→ Requirements
How many lines in the entries below contain "demand"? Answer with the number only.

* start Dataset excerpts *

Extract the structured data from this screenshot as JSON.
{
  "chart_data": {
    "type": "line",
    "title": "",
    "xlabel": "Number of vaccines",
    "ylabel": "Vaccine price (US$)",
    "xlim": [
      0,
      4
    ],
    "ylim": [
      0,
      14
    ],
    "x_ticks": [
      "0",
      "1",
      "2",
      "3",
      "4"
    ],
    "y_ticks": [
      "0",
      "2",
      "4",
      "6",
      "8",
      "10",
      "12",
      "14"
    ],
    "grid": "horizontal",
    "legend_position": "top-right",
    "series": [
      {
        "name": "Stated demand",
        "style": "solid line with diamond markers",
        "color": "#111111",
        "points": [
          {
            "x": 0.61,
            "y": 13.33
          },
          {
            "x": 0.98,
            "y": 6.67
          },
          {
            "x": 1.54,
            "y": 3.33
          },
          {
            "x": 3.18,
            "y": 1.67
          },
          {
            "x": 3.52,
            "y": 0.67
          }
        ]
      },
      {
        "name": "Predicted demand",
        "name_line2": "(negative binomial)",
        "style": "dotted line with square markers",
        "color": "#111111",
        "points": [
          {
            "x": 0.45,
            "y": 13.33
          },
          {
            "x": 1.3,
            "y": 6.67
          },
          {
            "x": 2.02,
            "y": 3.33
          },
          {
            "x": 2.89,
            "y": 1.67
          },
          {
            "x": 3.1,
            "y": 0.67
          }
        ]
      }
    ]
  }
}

* end Dataset excerpts *

→ Result of this task
2